WHAT YOU NEED TO DO:
Seek out every line containing the word "name", and copy each.

MATERIAL PROVIDED:

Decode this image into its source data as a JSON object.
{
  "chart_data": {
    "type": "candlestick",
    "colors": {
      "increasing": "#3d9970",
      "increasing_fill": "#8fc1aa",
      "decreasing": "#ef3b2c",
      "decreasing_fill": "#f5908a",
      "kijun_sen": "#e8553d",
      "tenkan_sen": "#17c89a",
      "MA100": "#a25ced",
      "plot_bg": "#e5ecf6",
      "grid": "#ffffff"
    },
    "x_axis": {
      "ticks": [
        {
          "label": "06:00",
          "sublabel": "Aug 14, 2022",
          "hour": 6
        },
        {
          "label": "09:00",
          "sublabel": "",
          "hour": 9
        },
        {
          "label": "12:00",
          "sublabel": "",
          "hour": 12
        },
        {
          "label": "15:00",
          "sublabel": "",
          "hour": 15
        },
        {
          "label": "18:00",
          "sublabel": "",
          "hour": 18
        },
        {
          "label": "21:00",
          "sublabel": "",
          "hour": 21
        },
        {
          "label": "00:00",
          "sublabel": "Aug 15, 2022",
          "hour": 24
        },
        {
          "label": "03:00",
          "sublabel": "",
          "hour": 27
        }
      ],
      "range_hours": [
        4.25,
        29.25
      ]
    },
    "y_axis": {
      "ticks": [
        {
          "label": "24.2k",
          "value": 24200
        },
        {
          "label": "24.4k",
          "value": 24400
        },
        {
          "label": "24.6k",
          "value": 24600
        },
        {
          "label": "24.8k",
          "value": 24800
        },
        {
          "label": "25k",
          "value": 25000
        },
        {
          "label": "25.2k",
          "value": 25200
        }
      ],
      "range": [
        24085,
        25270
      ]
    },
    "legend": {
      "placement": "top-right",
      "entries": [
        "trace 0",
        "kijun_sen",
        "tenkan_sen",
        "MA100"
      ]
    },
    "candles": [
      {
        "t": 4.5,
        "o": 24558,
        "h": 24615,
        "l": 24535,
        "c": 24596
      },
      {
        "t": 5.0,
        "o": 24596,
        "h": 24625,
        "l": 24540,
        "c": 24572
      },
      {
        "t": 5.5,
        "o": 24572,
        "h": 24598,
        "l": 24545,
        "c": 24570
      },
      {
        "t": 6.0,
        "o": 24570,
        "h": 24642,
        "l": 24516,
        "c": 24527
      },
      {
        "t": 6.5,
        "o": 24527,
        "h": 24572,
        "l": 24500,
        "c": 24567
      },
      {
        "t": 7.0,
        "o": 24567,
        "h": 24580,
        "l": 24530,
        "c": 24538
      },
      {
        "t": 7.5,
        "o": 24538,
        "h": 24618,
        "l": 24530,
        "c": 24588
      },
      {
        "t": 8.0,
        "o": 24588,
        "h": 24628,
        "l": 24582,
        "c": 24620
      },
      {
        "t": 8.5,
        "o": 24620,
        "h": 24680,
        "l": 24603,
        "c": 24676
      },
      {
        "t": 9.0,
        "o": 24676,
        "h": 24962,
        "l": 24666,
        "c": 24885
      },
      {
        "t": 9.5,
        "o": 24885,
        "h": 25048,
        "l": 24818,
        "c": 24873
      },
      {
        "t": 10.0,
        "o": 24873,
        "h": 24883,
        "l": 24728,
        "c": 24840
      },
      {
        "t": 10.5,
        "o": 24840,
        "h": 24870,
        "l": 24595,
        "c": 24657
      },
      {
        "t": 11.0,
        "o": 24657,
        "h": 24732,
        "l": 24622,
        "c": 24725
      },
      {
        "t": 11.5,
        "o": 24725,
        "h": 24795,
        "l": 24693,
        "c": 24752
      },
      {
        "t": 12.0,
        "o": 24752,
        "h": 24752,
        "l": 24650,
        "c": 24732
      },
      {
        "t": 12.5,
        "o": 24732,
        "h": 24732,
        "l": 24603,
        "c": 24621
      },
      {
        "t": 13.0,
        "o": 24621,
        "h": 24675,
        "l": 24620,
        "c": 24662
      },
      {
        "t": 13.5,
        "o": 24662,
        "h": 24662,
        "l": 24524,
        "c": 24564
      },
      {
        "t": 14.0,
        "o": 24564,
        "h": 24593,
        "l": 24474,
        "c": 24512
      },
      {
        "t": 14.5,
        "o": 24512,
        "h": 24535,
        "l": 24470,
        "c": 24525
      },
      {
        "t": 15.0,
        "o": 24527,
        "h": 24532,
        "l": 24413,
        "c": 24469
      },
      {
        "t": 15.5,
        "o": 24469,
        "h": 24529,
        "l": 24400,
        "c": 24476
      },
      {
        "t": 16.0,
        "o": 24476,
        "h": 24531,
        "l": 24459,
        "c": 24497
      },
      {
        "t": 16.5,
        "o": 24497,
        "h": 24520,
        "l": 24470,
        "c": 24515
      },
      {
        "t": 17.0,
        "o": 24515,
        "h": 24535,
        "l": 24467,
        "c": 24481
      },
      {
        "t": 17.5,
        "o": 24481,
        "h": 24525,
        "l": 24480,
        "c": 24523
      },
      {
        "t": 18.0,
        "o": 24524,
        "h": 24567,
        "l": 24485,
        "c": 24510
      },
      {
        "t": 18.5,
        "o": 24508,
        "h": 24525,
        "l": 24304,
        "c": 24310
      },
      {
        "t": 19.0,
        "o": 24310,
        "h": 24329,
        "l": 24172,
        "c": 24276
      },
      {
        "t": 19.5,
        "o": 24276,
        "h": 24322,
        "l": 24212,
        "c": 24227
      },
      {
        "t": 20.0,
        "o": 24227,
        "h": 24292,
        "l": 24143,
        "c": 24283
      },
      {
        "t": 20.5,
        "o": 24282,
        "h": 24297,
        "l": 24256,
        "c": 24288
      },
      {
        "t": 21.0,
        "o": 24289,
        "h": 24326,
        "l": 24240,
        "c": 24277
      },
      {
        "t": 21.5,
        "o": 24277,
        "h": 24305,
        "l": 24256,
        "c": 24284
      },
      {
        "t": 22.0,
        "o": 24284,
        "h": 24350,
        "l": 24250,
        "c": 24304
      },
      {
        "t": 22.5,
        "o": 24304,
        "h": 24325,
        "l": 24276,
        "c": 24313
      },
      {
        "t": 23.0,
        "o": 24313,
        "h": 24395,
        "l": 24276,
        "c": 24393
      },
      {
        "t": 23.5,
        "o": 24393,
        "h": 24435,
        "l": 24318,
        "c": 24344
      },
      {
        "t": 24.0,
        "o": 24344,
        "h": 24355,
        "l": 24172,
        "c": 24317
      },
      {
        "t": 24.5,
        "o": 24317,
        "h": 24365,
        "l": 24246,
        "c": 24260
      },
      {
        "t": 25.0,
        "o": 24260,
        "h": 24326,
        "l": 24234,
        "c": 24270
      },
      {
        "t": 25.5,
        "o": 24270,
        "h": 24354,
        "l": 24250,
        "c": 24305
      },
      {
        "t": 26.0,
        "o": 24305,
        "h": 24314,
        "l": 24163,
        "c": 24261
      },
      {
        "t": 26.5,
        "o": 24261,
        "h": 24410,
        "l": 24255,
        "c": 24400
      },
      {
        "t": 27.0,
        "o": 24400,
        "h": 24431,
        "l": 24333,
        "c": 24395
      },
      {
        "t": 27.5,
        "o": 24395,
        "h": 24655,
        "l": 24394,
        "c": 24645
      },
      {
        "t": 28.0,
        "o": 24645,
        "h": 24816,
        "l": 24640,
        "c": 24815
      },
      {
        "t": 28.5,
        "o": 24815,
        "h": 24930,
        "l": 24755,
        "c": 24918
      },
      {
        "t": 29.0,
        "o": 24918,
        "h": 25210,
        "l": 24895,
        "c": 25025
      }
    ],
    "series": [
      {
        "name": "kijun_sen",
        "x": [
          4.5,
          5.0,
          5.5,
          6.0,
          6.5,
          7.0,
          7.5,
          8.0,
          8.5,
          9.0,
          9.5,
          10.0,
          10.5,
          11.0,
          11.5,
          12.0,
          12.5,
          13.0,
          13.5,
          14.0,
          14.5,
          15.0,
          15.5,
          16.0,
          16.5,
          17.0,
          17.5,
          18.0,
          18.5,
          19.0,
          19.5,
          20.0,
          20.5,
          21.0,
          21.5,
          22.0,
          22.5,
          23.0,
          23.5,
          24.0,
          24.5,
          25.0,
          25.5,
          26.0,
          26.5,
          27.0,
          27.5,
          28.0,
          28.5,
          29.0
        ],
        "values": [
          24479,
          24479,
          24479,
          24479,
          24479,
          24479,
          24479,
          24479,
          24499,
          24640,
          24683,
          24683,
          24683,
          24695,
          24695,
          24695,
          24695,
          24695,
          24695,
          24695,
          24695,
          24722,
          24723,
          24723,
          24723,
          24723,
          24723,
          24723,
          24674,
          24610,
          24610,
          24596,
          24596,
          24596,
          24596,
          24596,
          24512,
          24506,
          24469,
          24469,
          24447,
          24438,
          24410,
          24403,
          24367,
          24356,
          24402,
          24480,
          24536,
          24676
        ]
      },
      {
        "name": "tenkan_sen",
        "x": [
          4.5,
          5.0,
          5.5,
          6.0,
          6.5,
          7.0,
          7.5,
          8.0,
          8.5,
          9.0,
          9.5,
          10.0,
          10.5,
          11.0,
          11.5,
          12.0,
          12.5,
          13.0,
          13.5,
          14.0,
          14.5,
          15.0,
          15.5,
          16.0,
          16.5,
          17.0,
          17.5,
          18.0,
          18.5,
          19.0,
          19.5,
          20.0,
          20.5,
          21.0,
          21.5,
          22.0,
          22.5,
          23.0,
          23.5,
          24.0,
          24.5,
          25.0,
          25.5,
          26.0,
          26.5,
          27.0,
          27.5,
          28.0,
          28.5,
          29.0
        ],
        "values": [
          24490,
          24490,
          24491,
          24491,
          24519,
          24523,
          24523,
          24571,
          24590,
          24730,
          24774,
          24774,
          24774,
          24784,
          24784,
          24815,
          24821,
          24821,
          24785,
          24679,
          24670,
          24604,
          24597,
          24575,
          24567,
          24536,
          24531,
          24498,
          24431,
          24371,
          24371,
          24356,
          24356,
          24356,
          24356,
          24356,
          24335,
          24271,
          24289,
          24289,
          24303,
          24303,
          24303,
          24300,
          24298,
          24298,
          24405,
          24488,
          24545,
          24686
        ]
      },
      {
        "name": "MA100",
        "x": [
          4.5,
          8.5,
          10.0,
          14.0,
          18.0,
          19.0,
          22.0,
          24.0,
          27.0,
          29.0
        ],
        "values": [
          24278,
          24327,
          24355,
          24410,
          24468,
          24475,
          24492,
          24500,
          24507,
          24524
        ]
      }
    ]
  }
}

RESULT FOR THIS EXERCISE:
        "name": "kijun_sen",
        "name": "tenkan_sen",
        "name": "MA100",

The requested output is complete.